*Collected data entries:*
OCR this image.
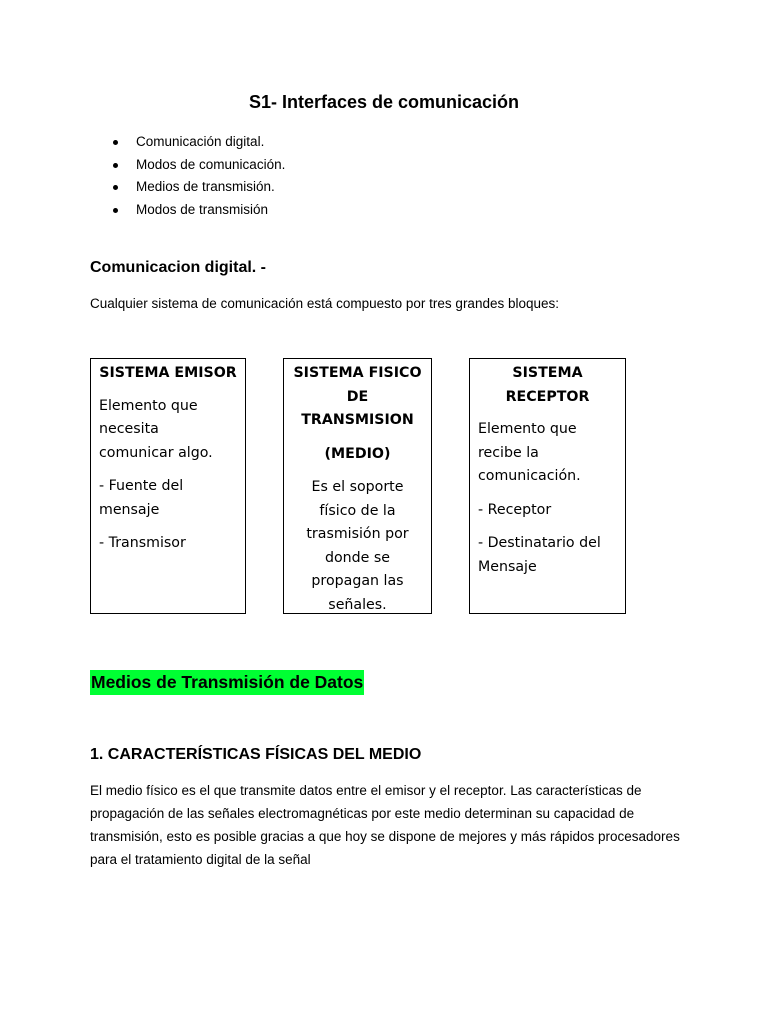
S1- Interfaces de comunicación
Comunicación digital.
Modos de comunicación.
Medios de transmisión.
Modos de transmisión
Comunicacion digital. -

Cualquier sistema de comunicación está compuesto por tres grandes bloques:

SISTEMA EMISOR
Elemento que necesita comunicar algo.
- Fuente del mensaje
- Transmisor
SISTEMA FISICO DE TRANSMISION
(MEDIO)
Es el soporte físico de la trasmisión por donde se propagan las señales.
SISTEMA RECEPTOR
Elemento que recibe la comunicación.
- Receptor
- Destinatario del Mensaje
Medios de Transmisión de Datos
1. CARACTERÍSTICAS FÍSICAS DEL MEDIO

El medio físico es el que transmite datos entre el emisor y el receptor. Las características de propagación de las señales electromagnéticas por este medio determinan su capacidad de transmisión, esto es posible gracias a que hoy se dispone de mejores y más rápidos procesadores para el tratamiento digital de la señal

*YOUR TASK:* Copy every line above word for word and exclude the pictures.

*TASK OUTPUT:*
OCR this image.
S1- Interfaces de comunicación
Comunicación digital.
Modos de comunicación.
Medios de transmisión.
Modos de transmisión
Comunicacion digital. -

Cualquier sistema de comunicación está compuesto por tres grandes bloques:

SISTEMA EMISOR
Elemento que necesita comunicar algo.
- Fuente del mensaje
- Transmisor
SISTEMA FISICO DE TRANSMISION
(MEDIO)
Es el soporte físico de la trasmisión por donde se propagan las señales.
SISTEMA RECEPTOR
Elemento que recibe la comunicación.
- Receptor
- Destinatario del Mensaje
Medios de Transmisión de Datos
1. CARACTERÍSTICAS FÍSICAS DEL MEDIO

El medio físico es el que transmite datos entre el emisor y el receptor. Las características de propagación de las señales electromagnéticas por este medio determinan su capacidad de transmisión, esto es posible gracias a que hoy se dispone de mejores y más rápidos procesadores para el tratamiento digital de la señal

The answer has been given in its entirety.